The request: Check each line of the listing, and copy it if it contains the word "nadania".

[start]

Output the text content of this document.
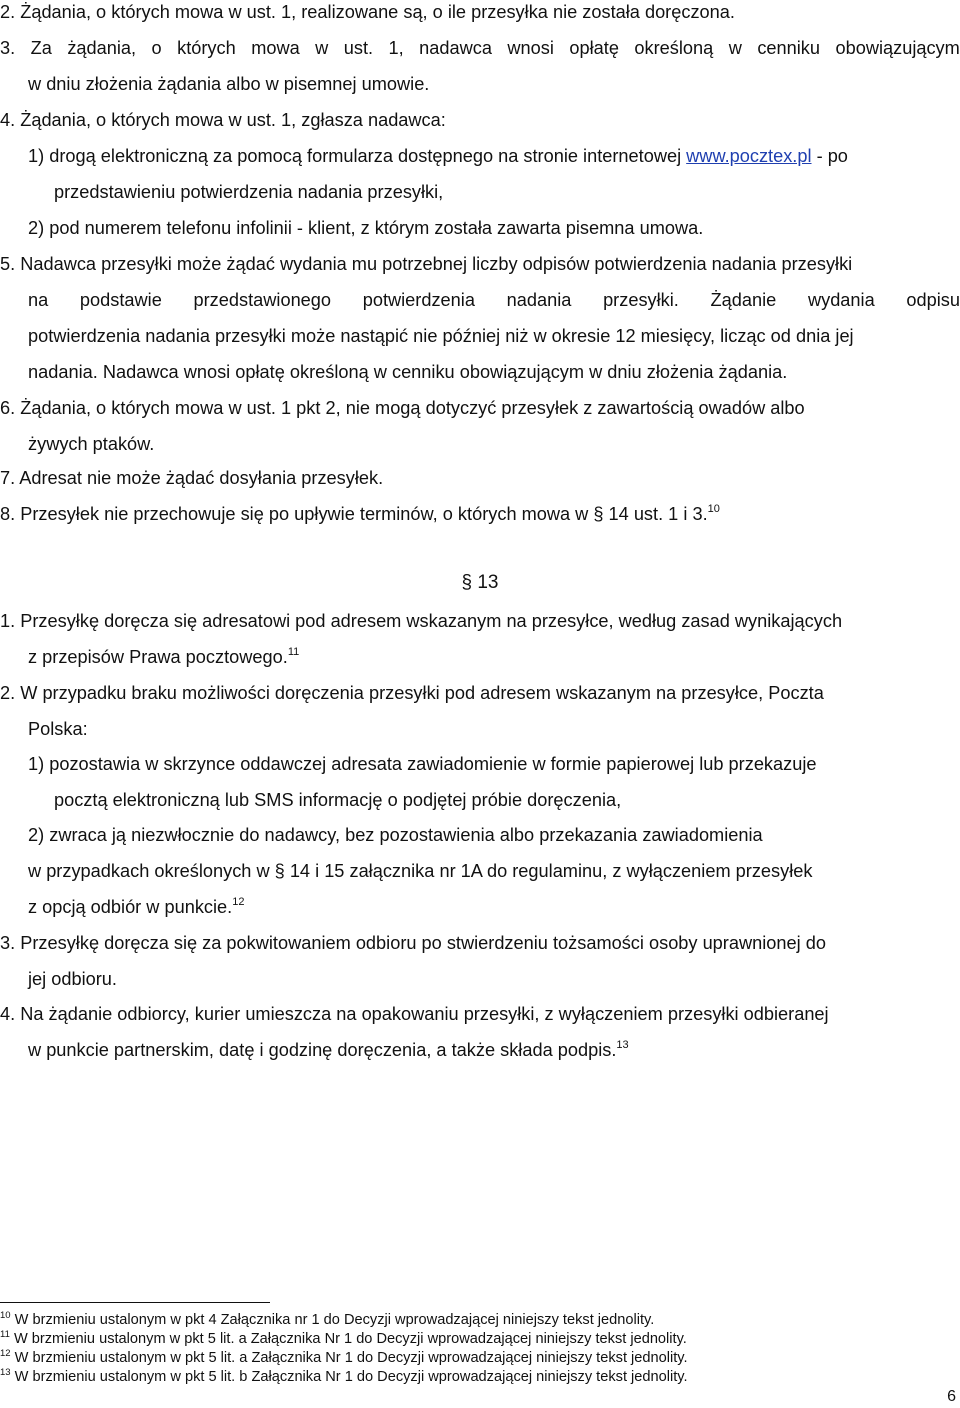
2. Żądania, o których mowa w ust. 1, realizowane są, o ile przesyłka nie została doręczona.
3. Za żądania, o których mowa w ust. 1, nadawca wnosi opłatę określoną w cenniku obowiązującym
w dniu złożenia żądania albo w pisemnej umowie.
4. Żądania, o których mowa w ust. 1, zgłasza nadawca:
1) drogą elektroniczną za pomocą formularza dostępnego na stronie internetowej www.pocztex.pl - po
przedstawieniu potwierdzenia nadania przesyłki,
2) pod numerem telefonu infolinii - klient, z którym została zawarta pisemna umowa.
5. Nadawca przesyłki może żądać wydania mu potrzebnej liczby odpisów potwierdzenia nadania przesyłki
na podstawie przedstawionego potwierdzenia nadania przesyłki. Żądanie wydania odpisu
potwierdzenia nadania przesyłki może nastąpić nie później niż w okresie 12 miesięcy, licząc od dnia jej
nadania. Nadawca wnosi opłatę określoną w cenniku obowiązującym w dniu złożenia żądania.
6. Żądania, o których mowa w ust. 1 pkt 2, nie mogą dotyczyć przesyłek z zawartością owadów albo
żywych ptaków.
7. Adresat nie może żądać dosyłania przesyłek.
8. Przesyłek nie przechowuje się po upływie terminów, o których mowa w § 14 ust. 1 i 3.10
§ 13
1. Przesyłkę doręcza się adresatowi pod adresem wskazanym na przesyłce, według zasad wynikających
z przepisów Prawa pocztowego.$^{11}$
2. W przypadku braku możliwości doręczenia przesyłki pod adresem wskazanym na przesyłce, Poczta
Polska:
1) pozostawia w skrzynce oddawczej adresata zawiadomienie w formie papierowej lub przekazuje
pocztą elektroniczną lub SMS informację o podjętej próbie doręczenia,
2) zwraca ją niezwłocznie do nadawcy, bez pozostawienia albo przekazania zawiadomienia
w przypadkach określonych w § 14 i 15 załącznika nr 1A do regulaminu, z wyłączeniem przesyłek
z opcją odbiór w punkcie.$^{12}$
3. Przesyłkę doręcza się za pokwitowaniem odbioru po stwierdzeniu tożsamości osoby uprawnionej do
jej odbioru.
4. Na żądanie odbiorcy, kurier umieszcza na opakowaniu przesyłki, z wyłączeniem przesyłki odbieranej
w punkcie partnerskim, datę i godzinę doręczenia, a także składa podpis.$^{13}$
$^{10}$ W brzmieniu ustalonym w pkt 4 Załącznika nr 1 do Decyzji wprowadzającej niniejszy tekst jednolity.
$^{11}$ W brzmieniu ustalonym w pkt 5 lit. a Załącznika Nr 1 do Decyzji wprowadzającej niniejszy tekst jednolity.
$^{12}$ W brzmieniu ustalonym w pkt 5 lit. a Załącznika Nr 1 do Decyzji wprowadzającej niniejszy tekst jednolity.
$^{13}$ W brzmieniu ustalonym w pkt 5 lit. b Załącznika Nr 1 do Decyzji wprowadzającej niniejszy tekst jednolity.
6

[end]
[start]

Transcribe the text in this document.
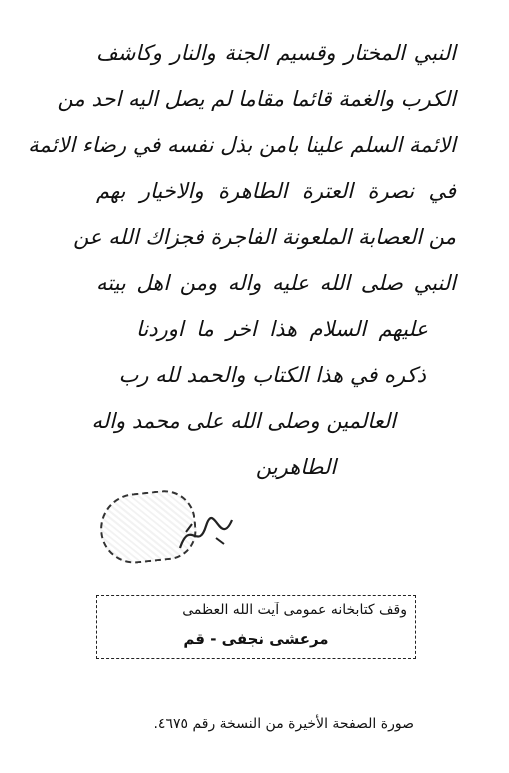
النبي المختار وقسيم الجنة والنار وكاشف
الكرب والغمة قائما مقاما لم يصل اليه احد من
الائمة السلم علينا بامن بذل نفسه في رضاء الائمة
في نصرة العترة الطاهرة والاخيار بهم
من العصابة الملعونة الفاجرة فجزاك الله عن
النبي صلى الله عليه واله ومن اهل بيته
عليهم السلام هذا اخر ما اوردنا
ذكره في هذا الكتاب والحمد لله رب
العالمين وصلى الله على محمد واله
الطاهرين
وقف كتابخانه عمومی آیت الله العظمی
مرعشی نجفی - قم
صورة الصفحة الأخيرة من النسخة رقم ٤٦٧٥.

[end]

Solution to this exercise:
przedstawieniu potwierdzenia nadania przesyłki,
5. Nadawca przesyłki może żądać wydania mu potrzebnej liczby odpisów potwierdzenia nadania przesyłki
na podstawie przedstawionego potwierdzenia nadania przesyłki. Żądanie wydania odpisu
potwierdzenia nadania przesyłki może nastąpić nie później niż w okresie 12 miesięcy, licząc od dnia jej
nadania. Nadawca wnosi opłatę określoną w cenniku obowiązującym w dniu złożenia żądania.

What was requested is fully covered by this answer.